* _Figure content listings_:
'''

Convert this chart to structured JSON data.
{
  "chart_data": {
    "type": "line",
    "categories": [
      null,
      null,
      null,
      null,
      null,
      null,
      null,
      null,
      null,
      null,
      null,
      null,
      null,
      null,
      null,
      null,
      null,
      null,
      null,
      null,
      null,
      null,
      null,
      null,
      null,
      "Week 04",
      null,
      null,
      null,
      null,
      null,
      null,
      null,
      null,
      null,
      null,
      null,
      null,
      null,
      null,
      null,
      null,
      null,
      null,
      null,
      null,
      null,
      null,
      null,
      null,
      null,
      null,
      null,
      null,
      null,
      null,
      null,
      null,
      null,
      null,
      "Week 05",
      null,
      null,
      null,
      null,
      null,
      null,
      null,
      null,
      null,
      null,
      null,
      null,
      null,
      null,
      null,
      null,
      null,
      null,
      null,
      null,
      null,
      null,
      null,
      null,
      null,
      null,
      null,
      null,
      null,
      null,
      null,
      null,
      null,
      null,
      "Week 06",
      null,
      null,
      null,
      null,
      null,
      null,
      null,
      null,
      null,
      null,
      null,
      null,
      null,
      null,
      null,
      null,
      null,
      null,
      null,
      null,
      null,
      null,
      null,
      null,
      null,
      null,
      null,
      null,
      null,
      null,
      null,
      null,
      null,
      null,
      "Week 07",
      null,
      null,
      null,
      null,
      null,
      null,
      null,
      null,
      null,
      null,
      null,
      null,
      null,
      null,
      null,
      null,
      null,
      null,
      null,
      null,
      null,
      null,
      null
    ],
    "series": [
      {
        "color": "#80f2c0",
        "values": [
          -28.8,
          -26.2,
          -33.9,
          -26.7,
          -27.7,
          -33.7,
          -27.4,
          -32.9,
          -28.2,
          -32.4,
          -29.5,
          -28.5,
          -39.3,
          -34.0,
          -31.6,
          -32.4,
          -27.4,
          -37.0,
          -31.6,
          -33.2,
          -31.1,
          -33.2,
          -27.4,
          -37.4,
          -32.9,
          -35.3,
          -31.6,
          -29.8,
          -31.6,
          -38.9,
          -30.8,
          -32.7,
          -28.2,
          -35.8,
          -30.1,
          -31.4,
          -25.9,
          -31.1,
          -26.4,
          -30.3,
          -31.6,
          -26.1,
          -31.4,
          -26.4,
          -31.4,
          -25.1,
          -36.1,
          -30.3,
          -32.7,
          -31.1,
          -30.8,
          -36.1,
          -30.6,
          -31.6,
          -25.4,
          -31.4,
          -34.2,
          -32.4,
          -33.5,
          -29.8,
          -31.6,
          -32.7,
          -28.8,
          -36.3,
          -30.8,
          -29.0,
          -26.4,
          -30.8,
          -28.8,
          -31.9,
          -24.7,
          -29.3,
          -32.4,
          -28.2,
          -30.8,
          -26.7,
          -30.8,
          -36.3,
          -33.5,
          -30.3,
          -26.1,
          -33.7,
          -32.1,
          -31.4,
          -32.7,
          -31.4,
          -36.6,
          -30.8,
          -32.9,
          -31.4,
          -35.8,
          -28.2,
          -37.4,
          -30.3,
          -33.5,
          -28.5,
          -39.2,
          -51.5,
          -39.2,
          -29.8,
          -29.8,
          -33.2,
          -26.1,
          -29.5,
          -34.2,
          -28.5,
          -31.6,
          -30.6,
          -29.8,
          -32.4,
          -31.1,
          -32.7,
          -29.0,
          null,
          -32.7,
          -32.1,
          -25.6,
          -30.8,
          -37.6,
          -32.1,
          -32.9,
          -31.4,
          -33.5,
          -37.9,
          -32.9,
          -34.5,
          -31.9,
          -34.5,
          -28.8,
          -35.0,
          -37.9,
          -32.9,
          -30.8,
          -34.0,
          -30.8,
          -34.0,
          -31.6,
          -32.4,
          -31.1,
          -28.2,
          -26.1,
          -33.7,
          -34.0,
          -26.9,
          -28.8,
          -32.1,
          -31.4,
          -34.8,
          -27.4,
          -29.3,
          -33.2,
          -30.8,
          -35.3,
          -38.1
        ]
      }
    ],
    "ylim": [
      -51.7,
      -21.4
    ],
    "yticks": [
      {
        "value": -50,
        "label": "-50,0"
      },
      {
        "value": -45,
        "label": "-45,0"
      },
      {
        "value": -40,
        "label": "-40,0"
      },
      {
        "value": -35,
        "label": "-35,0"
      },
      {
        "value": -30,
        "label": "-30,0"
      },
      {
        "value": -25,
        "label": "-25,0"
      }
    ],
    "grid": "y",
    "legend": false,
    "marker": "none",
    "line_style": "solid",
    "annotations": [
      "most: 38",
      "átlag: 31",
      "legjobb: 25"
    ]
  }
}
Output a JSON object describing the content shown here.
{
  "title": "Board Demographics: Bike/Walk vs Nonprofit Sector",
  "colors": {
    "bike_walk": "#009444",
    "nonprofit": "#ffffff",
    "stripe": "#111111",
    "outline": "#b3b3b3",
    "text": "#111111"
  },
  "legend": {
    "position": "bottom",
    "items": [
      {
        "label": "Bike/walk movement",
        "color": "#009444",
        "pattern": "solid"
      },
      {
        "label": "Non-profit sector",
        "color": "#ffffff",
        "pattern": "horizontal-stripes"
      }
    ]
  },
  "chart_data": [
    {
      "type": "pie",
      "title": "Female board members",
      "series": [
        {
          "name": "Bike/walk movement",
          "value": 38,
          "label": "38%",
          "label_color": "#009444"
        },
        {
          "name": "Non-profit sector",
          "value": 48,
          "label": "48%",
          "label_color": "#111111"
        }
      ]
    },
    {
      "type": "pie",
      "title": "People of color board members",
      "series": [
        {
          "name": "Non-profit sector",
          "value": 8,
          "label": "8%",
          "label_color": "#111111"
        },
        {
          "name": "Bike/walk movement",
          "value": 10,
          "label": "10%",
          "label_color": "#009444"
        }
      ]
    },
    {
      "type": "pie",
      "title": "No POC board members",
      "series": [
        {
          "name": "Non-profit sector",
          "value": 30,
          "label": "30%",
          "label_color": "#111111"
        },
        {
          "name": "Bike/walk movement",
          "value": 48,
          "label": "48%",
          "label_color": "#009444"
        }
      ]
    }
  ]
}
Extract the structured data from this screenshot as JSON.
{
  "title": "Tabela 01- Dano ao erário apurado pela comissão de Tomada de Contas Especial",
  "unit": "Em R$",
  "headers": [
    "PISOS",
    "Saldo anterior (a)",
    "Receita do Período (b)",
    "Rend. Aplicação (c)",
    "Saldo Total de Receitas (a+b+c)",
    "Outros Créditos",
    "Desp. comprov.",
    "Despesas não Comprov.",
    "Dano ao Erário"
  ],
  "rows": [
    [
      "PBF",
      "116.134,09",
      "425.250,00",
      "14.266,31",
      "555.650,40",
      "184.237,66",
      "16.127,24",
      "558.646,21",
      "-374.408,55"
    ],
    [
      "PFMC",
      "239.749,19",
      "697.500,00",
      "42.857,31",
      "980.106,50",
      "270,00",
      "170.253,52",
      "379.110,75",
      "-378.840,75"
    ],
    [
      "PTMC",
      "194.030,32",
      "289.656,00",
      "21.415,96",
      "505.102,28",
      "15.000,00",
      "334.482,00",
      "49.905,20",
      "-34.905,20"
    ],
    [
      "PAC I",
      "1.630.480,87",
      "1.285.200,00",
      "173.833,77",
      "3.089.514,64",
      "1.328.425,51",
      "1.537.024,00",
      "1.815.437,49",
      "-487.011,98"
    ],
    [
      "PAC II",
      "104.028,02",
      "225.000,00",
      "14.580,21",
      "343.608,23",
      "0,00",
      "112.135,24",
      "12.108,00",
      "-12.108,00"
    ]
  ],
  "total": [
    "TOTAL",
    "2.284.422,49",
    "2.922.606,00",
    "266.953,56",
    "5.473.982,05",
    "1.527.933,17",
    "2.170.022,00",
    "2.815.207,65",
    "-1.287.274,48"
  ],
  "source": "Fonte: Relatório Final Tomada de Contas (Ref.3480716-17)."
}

'''

* _Given problem_:
Find the lines above that contain the word "this" and collect them.

* _Correct response_:
Convert this chart to structured JSON data.
Extract the structured data from this screenshot as JSON.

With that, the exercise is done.